Dataset rows about figures
## begin

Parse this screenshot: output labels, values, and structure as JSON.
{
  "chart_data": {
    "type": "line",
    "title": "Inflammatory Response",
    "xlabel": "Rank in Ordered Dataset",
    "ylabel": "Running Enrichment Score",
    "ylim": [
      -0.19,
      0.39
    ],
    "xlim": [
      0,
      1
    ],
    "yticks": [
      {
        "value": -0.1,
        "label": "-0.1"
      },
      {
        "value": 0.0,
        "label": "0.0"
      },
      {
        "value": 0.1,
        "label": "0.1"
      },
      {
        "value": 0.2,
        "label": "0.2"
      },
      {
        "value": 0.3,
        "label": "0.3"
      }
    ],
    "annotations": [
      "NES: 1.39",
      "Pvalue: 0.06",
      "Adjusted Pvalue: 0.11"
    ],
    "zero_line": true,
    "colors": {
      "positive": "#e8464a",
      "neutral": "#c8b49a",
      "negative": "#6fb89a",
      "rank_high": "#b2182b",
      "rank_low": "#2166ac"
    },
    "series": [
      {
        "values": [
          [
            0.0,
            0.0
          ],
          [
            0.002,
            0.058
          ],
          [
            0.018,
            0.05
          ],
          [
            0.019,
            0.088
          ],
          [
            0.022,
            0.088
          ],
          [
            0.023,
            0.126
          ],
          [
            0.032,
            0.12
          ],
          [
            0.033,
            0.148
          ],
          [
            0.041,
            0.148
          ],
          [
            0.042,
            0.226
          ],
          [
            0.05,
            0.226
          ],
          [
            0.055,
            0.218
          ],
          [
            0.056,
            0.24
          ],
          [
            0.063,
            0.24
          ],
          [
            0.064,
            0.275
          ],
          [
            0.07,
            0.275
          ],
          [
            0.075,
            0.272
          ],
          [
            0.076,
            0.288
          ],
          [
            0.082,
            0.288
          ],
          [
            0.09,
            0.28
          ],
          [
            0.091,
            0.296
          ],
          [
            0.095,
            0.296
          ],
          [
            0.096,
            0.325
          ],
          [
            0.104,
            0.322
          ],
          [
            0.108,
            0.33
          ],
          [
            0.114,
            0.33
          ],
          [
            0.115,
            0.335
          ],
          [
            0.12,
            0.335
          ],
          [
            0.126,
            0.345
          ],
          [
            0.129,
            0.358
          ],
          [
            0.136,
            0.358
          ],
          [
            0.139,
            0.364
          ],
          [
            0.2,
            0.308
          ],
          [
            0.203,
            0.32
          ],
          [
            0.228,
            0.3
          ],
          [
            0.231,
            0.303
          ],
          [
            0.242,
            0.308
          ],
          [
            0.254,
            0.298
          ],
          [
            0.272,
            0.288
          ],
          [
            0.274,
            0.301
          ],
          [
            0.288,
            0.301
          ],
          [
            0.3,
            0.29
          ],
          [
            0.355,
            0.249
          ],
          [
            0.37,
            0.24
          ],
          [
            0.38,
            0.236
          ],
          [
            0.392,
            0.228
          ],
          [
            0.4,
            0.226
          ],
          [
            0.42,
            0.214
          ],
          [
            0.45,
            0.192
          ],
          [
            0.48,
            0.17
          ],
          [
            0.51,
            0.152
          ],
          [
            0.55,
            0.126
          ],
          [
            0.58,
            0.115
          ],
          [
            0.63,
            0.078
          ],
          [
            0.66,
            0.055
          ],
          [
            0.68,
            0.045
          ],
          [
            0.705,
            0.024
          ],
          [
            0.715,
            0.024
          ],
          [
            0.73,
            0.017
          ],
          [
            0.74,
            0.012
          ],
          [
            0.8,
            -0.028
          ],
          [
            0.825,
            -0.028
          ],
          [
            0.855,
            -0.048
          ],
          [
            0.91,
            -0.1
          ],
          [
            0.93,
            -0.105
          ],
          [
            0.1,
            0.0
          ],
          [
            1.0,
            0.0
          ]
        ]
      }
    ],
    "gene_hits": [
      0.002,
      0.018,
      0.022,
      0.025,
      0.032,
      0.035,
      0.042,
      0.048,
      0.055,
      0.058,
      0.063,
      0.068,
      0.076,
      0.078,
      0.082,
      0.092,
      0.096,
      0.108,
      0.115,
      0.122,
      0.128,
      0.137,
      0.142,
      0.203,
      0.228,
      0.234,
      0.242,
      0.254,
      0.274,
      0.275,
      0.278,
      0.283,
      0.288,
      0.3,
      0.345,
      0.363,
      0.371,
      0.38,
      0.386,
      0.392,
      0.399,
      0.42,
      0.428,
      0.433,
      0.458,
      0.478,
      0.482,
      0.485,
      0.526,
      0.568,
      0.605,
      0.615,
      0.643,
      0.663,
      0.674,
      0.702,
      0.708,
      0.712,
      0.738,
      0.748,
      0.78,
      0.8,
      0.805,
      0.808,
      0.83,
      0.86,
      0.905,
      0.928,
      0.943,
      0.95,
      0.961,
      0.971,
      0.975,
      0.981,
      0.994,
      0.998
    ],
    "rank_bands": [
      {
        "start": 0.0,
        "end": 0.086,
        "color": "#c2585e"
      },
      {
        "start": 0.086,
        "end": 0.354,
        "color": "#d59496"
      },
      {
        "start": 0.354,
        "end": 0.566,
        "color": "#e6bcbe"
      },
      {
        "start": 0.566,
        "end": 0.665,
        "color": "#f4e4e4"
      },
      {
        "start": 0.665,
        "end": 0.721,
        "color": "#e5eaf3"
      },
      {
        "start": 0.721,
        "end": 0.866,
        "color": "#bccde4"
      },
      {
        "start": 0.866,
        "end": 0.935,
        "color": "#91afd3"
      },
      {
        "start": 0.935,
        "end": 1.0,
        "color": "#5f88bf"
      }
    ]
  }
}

## end

> [Given problem]:
Would you restate each of the entries word for word?

> [Response to this exercise]:
Parse this screenshot: output labels, values, and structure as JSON.
{
  "chart_data": {
    "type": "line",
    "title": "Inflammatory Response",
    "xlabel": "Rank in Ordered Dataset",
    "ylabel": "Running Enrichment Score",
    "ylim": [
      -0.19,
      0.39
    ],
    "xlim": [
      0,
      1
    ],
    "yticks": [
      {
        "value": -0.1,
        "label": "-0.1"
      },
      {
        "value": 0.0,
        "label": "0.0"
      },
      {
        "value": 0.1,
        "label": "0.1"
      },
      {
        "value": 0.2,
        "label": "0.2"
      },
      {
        "value": 0.3,
        "label": "0.3"
      }
    ],
    "annotations": [
      "NES: 1.39",
      "Pvalue: 0.06",
      "Adjusted Pvalue: 0.11"
    ],
    "zero_line": true,
    "colors": {
      "positive": "#e8464a",
      "neutral": "#c8b49a",
      "negative": "#6fb89a",
      "rank_high": "#b2182b",
      "rank_low": "#2166ac"
    },
    "series": [
      {
        "values": [
          [
            0.0,
            0.0
          ],
          [
            0.002,
            0.058
          ],
          [
            0.018,
            0.05
          ],
          [
            0.019,
            0.088
          ],
          [
            0.022,
            0.088
          ],
          [
            0.023,
            0.126
          ],
          [
            0.032,
            0.12
          ],
          [
            0.033,
            0.148
          ],
          [
            0.041,
            0.148
          ],
          [
            0.042,
            0.226
          ],
          [
            0.05,
            0.226
          ],
          [
            0.055,
            0.218
          ],
          [
            0.056,
            0.24
          ],
          [
            0.063,
            0.24
          ],
          [
            0.064,
            0.275
          ],
          [
            0.07,
            0.275
          ],
          [
            0.075,
            0.272
          ],
          [
            0.076,
            0.288
          ],
          [
            0.082,
            0.288
          ],
          [
            0.09,
            0.28
          ],
          [
            0.091,
            0.296
          ],
          [
            0.095,
            0.296
          ],
          [
            0.096,
            0.325
          ],
          [
            0.104,
            0.322
          ],
          [
            0.108,
            0.33
          ],
          [
            0.114,
            0.33
          ],
          [
            0.115,
            0.335
          ],
          [
            0.12,
            0.335
          ],
          [
            0.126,
            0.345
          ],
          [
            0.129,
            0.358
          ],
          [
            0.136,
            0.358
          ],
          [
            0.139,
            0.364
          ],
          [
            0.2,
            0.308
          ],
          [
            0.203,
            0.32
          ],
          [
            0.228,
            0.3
          ],
          [
            0.231,
            0.303
          ],
          [
            0.242,
            0.308
          ],
          [
            0.254,
            0.298
          ],
          [
            0.272,
            0.288
          ],
          [
            0.274,
            0.301
          ],
          [
            0.288,
            0.301
          ],
          [
            0.3,
            0.29
          ],
          [
            0.355,
            0.249
          ],
          [
            0.37,
            0.24
          ],
          [
            0.38,
            0.236
          ],
          [
            0.392,
            0.228
          ],
          [
            0.4,
            0.226
          ],
          [
            0.42,
            0.214
          ],
          [
            0.45,
            0.192
          ],
          [
            0.48,
            0.17
          ],
          [
            0.51,
            0.152
          ],
          [
            0.55,
            0.126
          ],
          [
            0.58,
            0.115
          ],
          [
            0.63,
            0.078
          ],
          [
            0.66,
            0.055
          ],
          [
            0.68,
            0.045
          ],
          [
            0.705,
            0.024
          ],
          [
            0.715,
            0.024
          ],
          [
            0.73,
            0.017
          ],
          [
            0.74,
            0.012
          ],
          [
            0.8,
            -0.028
          ],
          [
            0.825,
            -0.028
          ],
          [
            0.855,
            -0.048
          ],
          [
            0.91,
            -0.1
          ],
          [
            0.93,
            -0.105
          ],
          [
            0.1,
            0.0
          ],
          [
            1.0,
            0.0
          ]
        ]
      }
    ],
    "gene_hits": [
      0.002,
      0.018,
      0.022,
      0.025,
      0.032,
      0.035,
      0.042,
      0.048,
      0.055,
      0.058,
      0.063,
      0.068,
      0.076,
      0.078,
      0.082,
      0.092,
      0.096,
      0.108,
      0.115,
      0.122,
      0.128,
      0.137,
      0.142,
      0.203,
      0.228,
      0.234,
      0.242,
      0.254,
      0.274,
      0.275,
      0.278,
      0.283,
      0.288,
      0.3,
      0.345,
      0.363,
      0.371,
      0.38,
      0.386,
      0.392,
      0.399,
      0.42,
      0.428,
      0.433,
      0.458,
      0.478,
      0.482,
      0.485,
      0.526,
      0.568,
      0.605,
      0.615,
      0.643,
      0.663,
      0.674,
      0.702,
      0.708,
      0.712,
      0.738,
      0.748,
      0.78,
      0.8,
      0.805,
      0.808,
      0.83,
      0.86,
      0.905,
      0.928,
      0.943,
      0.95,
      0.961,
      0.971,
      0.975,
      0.981,
      0.994,
      0.998
    ],
    "rank_bands": [
      {
        "start": 0.0,
        "end": 0.086,
        "color": "#c2585e"
      },
      {
        "start": 0.086,
        "end": 0.354,
        "color": "#d59496"
      },
      {
        "start": 0.354,
        "end": 0.566,
        "color": "#e6bcbe"
      },
      {
        "start": 0.566,
        "end": 0.665,
        "color": "#f4e4e4"
      },
      {
        "start": 0.665,
        "end": 0.721,
        "color": "#e5eaf3"
      },
      {
        "start": 0.721,
        "end": 0.866,
        "color": "#bccde4"
      },
      {
        "start": 0.866,
        "end": 0.935,
        "color": "#91afd3"
      },
      {
        "start": 0.935,
        "end": 1.0,
        "color": "#5f88bf"
      }
    ]
  }
}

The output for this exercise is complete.